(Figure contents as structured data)
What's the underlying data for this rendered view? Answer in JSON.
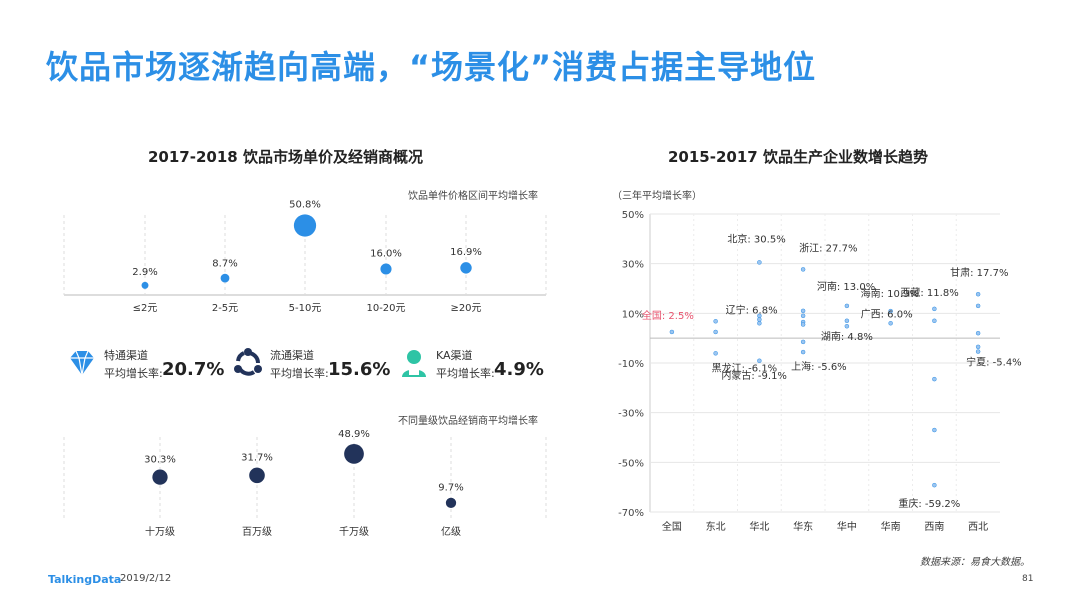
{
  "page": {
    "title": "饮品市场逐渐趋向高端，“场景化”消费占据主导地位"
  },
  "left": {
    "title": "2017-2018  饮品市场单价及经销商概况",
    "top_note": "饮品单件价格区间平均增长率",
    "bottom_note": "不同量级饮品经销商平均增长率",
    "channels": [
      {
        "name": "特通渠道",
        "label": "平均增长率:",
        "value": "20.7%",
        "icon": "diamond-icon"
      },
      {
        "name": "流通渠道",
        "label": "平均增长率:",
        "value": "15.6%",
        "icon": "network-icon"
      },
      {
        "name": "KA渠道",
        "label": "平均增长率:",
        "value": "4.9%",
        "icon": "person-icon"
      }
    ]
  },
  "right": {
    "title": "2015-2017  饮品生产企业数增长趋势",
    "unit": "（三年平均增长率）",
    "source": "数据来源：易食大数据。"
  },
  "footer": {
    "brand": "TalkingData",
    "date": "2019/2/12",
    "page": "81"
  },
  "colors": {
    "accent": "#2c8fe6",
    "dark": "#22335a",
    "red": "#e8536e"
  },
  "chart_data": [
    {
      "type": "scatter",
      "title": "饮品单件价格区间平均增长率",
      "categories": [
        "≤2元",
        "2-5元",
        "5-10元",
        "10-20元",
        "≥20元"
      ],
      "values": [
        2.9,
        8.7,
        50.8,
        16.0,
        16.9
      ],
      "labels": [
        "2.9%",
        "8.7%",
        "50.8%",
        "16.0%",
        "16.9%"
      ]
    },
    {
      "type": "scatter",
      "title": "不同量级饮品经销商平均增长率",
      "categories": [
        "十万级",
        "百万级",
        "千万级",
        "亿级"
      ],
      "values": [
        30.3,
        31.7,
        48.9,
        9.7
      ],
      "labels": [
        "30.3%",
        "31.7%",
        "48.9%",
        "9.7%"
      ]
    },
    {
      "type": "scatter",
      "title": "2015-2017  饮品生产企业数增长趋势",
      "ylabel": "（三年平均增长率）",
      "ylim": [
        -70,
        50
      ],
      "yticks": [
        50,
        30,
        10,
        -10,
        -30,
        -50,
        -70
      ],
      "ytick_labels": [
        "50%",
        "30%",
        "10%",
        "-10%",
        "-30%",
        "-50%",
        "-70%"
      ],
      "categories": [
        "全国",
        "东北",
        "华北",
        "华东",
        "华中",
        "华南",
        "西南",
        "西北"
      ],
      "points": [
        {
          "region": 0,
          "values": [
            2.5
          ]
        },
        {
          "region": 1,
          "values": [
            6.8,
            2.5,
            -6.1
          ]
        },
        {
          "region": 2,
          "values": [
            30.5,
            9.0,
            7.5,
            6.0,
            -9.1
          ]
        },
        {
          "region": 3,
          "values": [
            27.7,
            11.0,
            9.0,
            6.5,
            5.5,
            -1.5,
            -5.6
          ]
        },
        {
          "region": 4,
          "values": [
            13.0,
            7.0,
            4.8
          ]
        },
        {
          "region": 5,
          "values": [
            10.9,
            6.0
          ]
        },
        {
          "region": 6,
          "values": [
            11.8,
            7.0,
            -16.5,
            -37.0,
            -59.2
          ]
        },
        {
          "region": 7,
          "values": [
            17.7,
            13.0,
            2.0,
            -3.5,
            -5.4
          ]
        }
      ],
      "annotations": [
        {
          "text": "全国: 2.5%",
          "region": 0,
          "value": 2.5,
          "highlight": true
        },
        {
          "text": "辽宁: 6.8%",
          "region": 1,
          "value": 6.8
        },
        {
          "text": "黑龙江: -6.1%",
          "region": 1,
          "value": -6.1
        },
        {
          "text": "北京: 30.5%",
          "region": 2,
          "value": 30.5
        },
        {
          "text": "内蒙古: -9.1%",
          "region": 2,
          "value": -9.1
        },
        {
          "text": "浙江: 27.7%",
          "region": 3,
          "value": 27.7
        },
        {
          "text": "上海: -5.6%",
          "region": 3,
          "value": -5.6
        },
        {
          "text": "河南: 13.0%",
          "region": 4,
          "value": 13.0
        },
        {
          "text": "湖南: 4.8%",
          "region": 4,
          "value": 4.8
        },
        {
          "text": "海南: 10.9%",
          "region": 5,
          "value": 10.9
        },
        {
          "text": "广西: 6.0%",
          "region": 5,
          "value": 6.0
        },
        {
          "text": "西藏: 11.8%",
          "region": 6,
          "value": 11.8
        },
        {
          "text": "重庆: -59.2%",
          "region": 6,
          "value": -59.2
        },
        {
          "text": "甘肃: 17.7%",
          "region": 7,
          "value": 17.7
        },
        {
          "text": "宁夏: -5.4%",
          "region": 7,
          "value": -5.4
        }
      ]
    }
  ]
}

■ **Stated exercise**:
Give every line above again exactly, with no pictures.

■ **Solution to the problem**:
What's the underlying data for this rendered view? Answer in JSON.
{
  "page": {
    "title": "饮品市场逐渐趋向高端，“场景化”消费占据主导地位"
  },
  "left": {
    "title": "2017-2018  饮品市场单价及经销商概况",
    "top_note": "饮品单件价格区间平均增长率",
    "bottom_note": "不同量级饮品经销商平均增长率",
    "channels": [
      {
        "name": "特通渠道",
        "label": "平均增长率:",
        "value": "20.7%",
        "icon": "diamond-icon"
      },
      {
        "name": "流通渠道",
        "label": "平均增长率:",
        "value": "15.6%",
        "icon": "network-icon"
      },
      {
        "name": "KA渠道",
        "label": "平均增长率:",
        "value": "4.9%",
        "icon": "person-icon"
      }
    ]
  },
  "right": {
    "title": "2015-2017  饮品生产企业数增长趋势",
    "unit": "（三年平均增长率）",
    "source": "数据来源：易食大数据。"
  },
  "footer": {
    "brand": "TalkingData",
    "date": "2019/2/12",
    "page": "81"
  },
  "colors": {
    "accent": "#2c8fe6",
    "dark": "#22335a",
    "red": "#e8536e"
  },
  "chart_data": [
    {
      "type": "scatter",
      "title": "饮品单件价格区间平均增长率",
      "categories": [
        "≤2元",
        "2-5元",
        "5-10元",
        "10-20元",
        "≥20元"
      ],
      "values": [
        2.9,
        8.7,
        50.8,
        16.0,
        16.9
      ],
      "labels": [
        "2.9%",
        "8.7%",
        "50.8%",
        "16.0%",
        "16.9%"
      ]
    },
    {
      "type": "scatter",
      "title": "不同量级饮品经销商平均增长率",
      "categories": [
        "十万级",
        "百万级",
        "千万级",
        "亿级"
      ],
      "values": [
        30.3,
        31.7,
        48.9,
        9.7
      ],
      "labels": [
        "30.3%",
        "31.7%",
        "48.9%",
        "9.7%"
      ]
    },
    {
      "type": "scatter",
      "title": "2015-2017  饮品生产企业数增长趋势",
      "ylabel": "（三年平均增长率）",
      "ylim": [
        -70,
        50
      ],
      "yticks": [
        50,
        30,
        10,
        -10,
        -30,
        -50,
        -70
      ],
      "ytick_labels": [
        "50%",
        "30%",
        "10%",
        "-10%",
        "-30%",
        "-50%",
        "-70%"
      ],
      "categories": [
        "全国",
        "东北",
        "华北",
        "华东",
        "华中",
        "华南",
        "西南",
        "西北"
      ],
      "points": [
        {
          "region": 0,
          "values": [
            2.5
          ]
        },
        {
          "region": 1,
          "values": [
            6.8,
            2.5,
            -6.1
          ]
        },
        {
          "region": 2,
          "values": [
            30.5,
            9.0,
            7.5,
            6.0,
            -9.1
          ]
        },
        {
          "region": 3,
          "values": [
            27.7,
            11.0,
            9.0,
            6.5,
            5.5,
            -1.5,
            -5.6
          ]
        },
        {
          "region": 4,
          "values": [
            13.0,
            7.0,
            4.8
          ]
        },
        {
          "region": 5,
          "values": [
            10.9,
            6.0
          ]
        },
        {
          "region": 6,
          "values": [
            11.8,
            7.0,
            -16.5,
            -37.0,
            -59.2
          ]
        },
        {
          "region": 7,
          "values": [
            17.7,
            13.0,
            2.0,
            -3.5,
            -5.4
          ]
        }
      ],
      "annotations": [
        {
          "text": "全国: 2.5%",
          "region": 0,
          "value": 2.5,
          "highlight": true
        },
        {
          "text": "辽宁: 6.8%",
          "region": 1,
          "value": 6.8
        },
        {
          "text": "黑龙江: -6.1%",
          "region": 1,
          "value": -6.1
        },
        {
          "text": "北京: 30.5%",
          "region": 2,
          "value": 30.5
        },
        {
          "text": "内蒙古: -9.1%",
          "region": 2,
          "value": -9.1
        },
        {
          "text": "浙江: 27.7%",
          "region": 3,
          "value": 27.7
        },
        {
          "text": "上海: -5.6%",
          "region": 3,
          "value": -5.6
        },
        {
          "text": "河南: 13.0%",
          "region": 4,
          "value": 13.0
        },
        {
          "text": "湖南: 4.8%",
          "region": 4,
          "value": 4.8
        },
        {
          "text": "海南: 10.9%",
          "region": 5,
          "value": 10.9
        },
        {
          "text": "广西: 6.0%",
          "region": 5,
          "value": 6.0
        },
        {
          "text": "西藏: 11.8%",
          "region": 6,
          "value": 11.8
        },
        {
          "text": "重庆: -59.2%",
          "region": 6,
          "value": -59.2
        },
        {
          "text": "甘肃: 17.7%",
          "region": 7,
          "value": 17.7
        },
        {
          "text": "宁夏: -5.4%",
          "region": 7,
          "value": -5.4
        }
      ]
    }
  ]
}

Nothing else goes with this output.